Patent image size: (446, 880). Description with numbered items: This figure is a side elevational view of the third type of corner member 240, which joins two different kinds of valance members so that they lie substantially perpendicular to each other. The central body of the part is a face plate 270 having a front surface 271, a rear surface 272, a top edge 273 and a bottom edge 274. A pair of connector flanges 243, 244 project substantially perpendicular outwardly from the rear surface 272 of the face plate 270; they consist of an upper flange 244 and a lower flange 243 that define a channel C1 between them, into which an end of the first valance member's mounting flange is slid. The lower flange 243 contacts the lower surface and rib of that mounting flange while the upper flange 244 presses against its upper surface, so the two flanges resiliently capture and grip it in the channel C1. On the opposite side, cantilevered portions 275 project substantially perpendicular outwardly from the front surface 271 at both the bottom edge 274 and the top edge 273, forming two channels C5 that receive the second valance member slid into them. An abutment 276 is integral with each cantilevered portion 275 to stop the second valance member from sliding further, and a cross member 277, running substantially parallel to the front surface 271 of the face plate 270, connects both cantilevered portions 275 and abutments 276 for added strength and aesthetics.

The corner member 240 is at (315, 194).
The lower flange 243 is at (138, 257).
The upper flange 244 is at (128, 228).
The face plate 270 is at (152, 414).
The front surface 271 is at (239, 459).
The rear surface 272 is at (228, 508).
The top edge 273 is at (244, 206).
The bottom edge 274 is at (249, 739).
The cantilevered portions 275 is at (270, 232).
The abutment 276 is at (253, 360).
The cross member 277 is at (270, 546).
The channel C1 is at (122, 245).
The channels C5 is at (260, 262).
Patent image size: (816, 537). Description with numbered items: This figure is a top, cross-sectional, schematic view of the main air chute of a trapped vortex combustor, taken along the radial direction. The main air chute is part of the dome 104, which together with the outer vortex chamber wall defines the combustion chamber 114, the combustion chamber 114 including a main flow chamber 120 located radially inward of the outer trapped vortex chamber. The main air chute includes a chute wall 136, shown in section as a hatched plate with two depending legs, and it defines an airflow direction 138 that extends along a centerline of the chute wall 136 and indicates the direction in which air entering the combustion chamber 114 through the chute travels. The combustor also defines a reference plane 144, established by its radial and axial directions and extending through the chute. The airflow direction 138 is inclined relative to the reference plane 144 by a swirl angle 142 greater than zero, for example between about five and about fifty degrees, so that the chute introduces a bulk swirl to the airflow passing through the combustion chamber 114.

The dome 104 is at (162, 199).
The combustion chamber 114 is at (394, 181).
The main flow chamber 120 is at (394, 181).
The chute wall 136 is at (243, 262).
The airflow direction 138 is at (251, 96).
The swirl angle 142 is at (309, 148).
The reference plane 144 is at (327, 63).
◆ ◆ ◆
§ Task instructions: Rename "Patent image size" to "Drawing size" wherever it appears in the rows above, and leave everything else unchanged.

§ Task solution:
Drawing size: (446, 880). Description with numbered items: This figure is a side elevational view of the third type of corner member 240, which joins two different kinds of valance members so that they lie substantially perpendicular to each other. The central body of the part is a face plate 270 having a front surface 271, a rear surface 272, a top edge 273 and a bottom edge 274. A pair of connector flanges 243, 244 project substantially perpendicular outwardly from the rear surface 272 of the face plate 270; they consist of an upper flange 244 and a lower flange 243 that define a channel C1 between them, into which an end of the first valance member's mounting flange is slid. The lower flange 243 contacts the lower surface and rib of that mounting flange while the upper flange 244 presses against its upper surface, so the two flanges resiliently capture and grip it in the channel C1. On the opposite side, cantilevered portions 275 project substantially perpendicular outwardly from the front surface 271 at both the bottom edge 274 and the top edge 273, forming two channels C5 that receive the second valance member slid into them. An abutment 276 is integral with each cantilevered portion 275 to stop the second valance member from sliding further, and a cross member 277, running substantially parallel to the front surface 271 of the face plate 270, connects both cantilevered portions 275 and abutments 276 for added strength and aesthetics.

The corner member 240 is at (315, 194).
The lower flange 243 is at (138, 257).
The upper flange 244 is at (128, 228).
The face plate 270 is at (152, 414).
The front surface 271 is at (239, 459).
The rear surface 272 is at (228, 508).
The top edge 273 is at (244, 206).
The bottom edge 274 is at (249, 739).
The cantilevered portions 275 is at (270, 232).
The abutment 276 is at (253, 360).
The cross member 277 is at (270, 546).
The channel C1 is at (122, 245).
The channels C5 is at (260, 262).
Drawing size: (816, 537). Description with numbered items: This figure is a top, cross-sectional, schematic view of the main air chute of a trapped vortex combustor, taken along the radial direction. The main air chute is part of the dome 104, which together with the outer vortex chamber wall defines the combustion chamber 114, the combustion chamber 114 including a main flow chamber 120 located radially inward of the outer trapped vortex chamber. The main air chute includes a chute wall 136, shown in section as a hatched plate with two depending legs, and it defines an airflow direction 138 that extends along a centerline of the chute wall 136 and indicates the direction in which air entering the combustion chamber 114 through the chute travels. The combustor also defines a reference plane 144, established by its radial and axial directions and extending through the chute. The airflow direction 138 is inclined relative to the reference plane 144 by a swirl angle 142 greater than zero, for example between about five and about fifty degrees, so that the chute introduces a bulk swirl to the airflow passing through the combustion chamber 114.

The dome 104 is at (162, 199).
The combustion chamber 114 is at (394, 181).
The main flow chamber 120 is at (394, 181).
The chute wall 136 is at (243, 262).
The airflow direction 138 is at (251, 96).
The swirl angle 142 is at (309, 148).
The reference plane 144 is at (327, 63).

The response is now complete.